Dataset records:
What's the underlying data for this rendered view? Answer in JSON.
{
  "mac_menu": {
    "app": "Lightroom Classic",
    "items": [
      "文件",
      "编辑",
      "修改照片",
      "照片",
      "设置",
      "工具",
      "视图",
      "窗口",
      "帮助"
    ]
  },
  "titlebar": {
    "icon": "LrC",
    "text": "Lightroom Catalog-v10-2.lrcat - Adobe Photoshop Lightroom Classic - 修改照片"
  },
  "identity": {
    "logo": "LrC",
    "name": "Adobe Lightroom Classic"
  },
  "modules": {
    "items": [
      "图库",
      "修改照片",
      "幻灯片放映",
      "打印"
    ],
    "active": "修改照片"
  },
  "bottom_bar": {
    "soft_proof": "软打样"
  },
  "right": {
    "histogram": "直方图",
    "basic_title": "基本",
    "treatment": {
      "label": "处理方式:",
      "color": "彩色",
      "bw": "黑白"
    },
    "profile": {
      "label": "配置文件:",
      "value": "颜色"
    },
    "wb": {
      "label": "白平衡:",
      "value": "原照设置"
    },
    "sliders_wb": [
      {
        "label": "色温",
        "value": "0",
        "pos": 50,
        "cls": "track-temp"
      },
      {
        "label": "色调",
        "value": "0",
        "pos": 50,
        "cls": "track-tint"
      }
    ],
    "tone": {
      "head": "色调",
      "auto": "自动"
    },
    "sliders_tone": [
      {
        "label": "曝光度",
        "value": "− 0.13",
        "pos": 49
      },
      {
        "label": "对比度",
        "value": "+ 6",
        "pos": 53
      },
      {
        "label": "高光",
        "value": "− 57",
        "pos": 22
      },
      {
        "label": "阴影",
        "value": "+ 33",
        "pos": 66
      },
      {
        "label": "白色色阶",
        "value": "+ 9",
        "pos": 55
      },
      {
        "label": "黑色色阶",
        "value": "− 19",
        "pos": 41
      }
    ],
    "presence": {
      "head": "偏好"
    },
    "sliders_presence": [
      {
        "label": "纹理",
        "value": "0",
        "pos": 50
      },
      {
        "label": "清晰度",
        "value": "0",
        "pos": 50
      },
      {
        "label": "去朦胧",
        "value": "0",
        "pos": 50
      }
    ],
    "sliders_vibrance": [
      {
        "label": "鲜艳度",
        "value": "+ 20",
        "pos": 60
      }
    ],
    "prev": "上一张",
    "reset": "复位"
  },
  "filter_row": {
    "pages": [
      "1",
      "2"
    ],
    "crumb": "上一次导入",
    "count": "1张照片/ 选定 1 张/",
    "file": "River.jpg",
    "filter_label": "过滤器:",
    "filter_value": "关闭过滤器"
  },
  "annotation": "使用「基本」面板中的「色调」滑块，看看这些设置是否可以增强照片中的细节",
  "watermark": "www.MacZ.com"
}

SHORT TASK: Search the lines above for the string "Adobe", then show every one that has it.

COMPLETE OUTPUT:
    "text": "Lightroom Catalog-v10-2.lrcat - Adobe Photoshop Lightroom Classic - 修改照片"
    "name": "Adobe Lightroom Classic"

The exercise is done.